→ **Given task**
Quote, without change, all of the lines that follow.

=-=-=-=-=

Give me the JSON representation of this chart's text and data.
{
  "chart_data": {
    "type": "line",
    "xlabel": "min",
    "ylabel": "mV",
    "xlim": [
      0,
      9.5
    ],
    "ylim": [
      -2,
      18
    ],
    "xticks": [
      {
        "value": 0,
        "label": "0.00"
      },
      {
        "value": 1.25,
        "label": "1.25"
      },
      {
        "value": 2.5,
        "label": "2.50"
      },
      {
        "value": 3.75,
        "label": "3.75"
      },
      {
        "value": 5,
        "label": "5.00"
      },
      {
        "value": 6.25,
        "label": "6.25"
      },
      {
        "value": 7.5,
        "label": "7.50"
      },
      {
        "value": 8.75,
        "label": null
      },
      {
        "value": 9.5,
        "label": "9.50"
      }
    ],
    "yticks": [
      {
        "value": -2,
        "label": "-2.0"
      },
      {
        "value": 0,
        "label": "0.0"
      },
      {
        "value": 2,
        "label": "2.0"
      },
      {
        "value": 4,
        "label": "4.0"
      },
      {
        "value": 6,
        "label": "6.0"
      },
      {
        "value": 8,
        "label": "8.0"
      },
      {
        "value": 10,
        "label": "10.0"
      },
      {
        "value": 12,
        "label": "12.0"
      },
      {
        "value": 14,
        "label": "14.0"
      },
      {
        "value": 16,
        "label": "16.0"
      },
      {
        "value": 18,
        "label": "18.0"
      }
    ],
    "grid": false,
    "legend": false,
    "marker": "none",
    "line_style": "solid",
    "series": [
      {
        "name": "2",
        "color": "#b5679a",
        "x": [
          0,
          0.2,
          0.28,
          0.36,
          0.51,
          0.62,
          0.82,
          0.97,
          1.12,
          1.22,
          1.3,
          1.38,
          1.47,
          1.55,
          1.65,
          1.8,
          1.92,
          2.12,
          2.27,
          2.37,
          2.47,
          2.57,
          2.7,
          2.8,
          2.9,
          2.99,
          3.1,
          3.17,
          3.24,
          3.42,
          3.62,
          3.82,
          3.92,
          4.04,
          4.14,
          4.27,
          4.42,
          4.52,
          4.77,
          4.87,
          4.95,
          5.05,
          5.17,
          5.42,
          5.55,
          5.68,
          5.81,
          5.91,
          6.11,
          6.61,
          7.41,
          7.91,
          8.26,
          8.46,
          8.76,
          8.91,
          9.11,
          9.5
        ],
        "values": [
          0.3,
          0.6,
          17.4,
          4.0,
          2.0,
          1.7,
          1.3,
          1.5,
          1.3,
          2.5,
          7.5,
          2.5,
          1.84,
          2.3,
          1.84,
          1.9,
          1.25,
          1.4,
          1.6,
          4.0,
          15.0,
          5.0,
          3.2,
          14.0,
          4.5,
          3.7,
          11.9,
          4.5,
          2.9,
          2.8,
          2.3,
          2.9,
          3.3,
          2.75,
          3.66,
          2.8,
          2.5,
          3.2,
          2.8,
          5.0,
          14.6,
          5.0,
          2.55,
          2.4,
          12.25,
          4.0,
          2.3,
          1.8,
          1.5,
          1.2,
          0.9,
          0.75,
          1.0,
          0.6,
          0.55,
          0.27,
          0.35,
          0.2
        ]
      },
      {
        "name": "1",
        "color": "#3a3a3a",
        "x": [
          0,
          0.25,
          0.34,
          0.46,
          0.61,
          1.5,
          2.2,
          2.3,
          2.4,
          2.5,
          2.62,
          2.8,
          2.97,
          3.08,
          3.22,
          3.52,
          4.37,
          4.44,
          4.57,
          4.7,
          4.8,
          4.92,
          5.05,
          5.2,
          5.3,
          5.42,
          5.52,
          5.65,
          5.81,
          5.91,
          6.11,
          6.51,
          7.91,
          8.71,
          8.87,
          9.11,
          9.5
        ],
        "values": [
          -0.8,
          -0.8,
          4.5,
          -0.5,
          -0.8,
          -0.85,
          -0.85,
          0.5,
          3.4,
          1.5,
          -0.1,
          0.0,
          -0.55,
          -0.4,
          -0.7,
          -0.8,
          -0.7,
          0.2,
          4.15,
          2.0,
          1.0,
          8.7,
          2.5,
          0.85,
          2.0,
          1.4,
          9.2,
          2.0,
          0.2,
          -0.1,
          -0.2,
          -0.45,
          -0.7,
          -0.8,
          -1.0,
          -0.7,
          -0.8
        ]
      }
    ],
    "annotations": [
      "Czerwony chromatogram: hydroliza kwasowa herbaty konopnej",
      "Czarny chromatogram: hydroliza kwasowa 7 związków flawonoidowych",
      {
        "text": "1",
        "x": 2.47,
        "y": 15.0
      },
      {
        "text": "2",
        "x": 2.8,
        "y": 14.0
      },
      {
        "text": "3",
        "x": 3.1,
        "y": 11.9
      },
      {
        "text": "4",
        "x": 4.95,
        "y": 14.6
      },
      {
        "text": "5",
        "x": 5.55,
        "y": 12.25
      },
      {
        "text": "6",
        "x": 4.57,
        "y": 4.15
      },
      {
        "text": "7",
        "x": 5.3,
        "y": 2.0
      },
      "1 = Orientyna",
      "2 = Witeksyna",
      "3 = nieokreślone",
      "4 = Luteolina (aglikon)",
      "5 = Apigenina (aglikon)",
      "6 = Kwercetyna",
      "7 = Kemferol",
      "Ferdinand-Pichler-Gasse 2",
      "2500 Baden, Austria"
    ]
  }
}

=-=-=-=-=

→ **Complete response**
Give me the JSON representation of this chart's text and data.
{
  "chart_data": {
    "type": "line",
    "xlabel": "min",
    "ylabel": "mV",
    "xlim": [
      0,
      9.5
    ],
    "ylim": [
      -2,
      18
    ],
    "xticks": [
      {
        "value": 0,
        "label": "0.00"
      },
      {
        "value": 1.25,
        "label": "1.25"
      },
      {
        "value": 2.5,
        "label": "2.50"
      },
      {
        "value": 3.75,
        "label": "3.75"
      },
      {
        "value": 5,
        "label": "5.00"
      },
      {
        "value": 6.25,
        "label": "6.25"
      },
      {
        "value": 7.5,
        "label": "7.50"
      },
      {
        "value": 8.75,
        "label": null
      },
      {
        "value": 9.5,
        "label": "9.50"
      }
    ],
    "yticks": [
      {
        "value": -2,
        "label": "-2.0"
      },
      {
        "value": 0,
        "label": "0.0"
      },
      {
        "value": 2,
        "label": "2.0"
      },
      {
        "value": 4,
        "label": "4.0"
      },
      {
        "value": 6,
        "label": "6.0"
      },
      {
        "value": 8,
        "label": "8.0"
      },
      {
        "value": 10,
        "label": "10.0"
      },
      {
        "value": 12,
        "label": "12.0"
      },
      {
        "value": 14,
        "label": "14.0"
      },
      {
        "value": 16,
        "label": "16.0"
      },
      {
        "value": 18,
        "label": "18.0"
      }
    ],
    "grid": false,
    "legend": false,
    "marker": "none",
    "line_style": "solid",
    "series": [
      {
        "name": "2",
        "color": "#b5679a",
        "x": [
          0,
          0.2,
          0.28,
          0.36,
          0.51,
          0.62,
          0.82,
          0.97,
          1.12,
          1.22,
          1.3,
          1.38,
          1.47,
          1.55,
          1.65,
          1.8,
          1.92,
          2.12,
          2.27,
          2.37,
          2.47,
          2.57,
          2.7,
          2.8,
          2.9,
          2.99,
          3.1,
          3.17,
          3.24,
          3.42,
          3.62,
          3.82,
          3.92,
          4.04,
          4.14,
          4.27,
          4.42,
          4.52,
          4.77,
          4.87,
          4.95,
          5.05,
          5.17,
          5.42,
          5.55,
          5.68,
          5.81,
          5.91,
          6.11,
          6.61,
          7.41,
          7.91,
          8.26,
          8.46,
          8.76,
          8.91,
          9.11,
          9.5
        ],
        "values": [
          0.3,
          0.6,
          17.4,
          4.0,
          2.0,
          1.7,
          1.3,
          1.5,
          1.3,
          2.5,
          7.5,
          2.5,
          1.84,
          2.3,
          1.84,
          1.9,
          1.25,
          1.4,
          1.6,
          4.0,
          15.0,
          5.0,
          3.2,
          14.0,
          4.5,
          3.7,
          11.9,
          4.5,
          2.9,
          2.8,
          2.3,
          2.9,
          3.3,
          2.75,
          3.66,
          2.8,
          2.5,
          3.2,
          2.8,
          5.0,
          14.6,
          5.0,
          2.55,
          2.4,
          12.25,
          4.0,
          2.3,
          1.8,
          1.5,
          1.2,
          0.9,
          0.75,
          1.0,
          0.6,
          0.55,
          0.27,
          0.35,
          0.2
        ]
      },
      {
        "name": "1",
        "color": "#3a3a3a",
        "x": [
          0,
          0.25,
          0.34,
          0.46,
          0.61,
          1.5,
          2.2,
          2.3,
          2.4,
          2.5,
          2.62,
          2.8,
          2.97,
          3.08,
          3.22,
          3.52,
          4.37,
          4.44,
          4.57,
          4.7,
          4.8,
          4.92,
          5.05,
          5.2,
          5.3,
          5.42,
          5.52,
          5.65,
          5.81,
          5.91,
          6.11,
          6.51,
          7.91,
          8.71,
          8.87,
          9.11,
          9.5
        ],
        "values": [
          -0.8,
          -0.8,
          4.5,
          -0.5,
          -0.8,
          -0.85,
          -0.85,
          0.5,
          3.4,
          1.5,
          -0.1,
          0.0,
          -0.55,
          -0.4,
          -0.7,
          -0.8,
          -0.7,
          0.2,
          4.15,
          2.0,
          1.0,
          8.7,
          2.5,
          0.85,
          2.0,
          1.4,
          9.2,
          2.0,
          0.2,
          -0.1,
          -0.2,
          -0.45,
          -0.7,
          -0.8,
          -1.0,
          -0.7,
          -0.8
        ]
      }
    ],
    "annotations": [
      "Czerwony chromatogram: hydroliza kwasowa herbaty konopnej",
      "Czarny chromatogram: hydroliza kwasowa 7 związków flawonoidowych",
      {
        "text": "1",
        "x": 2.47,
        "y": 15.0
      },
      {
        "text": "2",
        "x": 2.8,
        "y": 14.0
      },
      {
        "text": "3",
        "x": 3.1,
        "y": 11.9
      },
      {
        "text": "4",
        "x": 4.95,
        "y": 14.6
      },
      {
        "text": "5",
        "x": 5.55,
        "y": 12.25
      },
      {
        "text": "6",
        "x": 4.57,
        "y": 4.15
      },
      {
        "text": "7",
        "x": 5.3,
        "y": 2.0
      },
      "1 = Orientyna",
      "2 = Witeksyna",
      "3 = nieokreślone",
      "4 = Luteolina (aglikon)",
      "5 = Apigenina (aglikon)",
      "6 = Kwercetyna",
      "7 = Kemferol",
      "Ferdinand-Pichler-Gasse 2",
      "2500 Baden, Austria"
    ]
  }
}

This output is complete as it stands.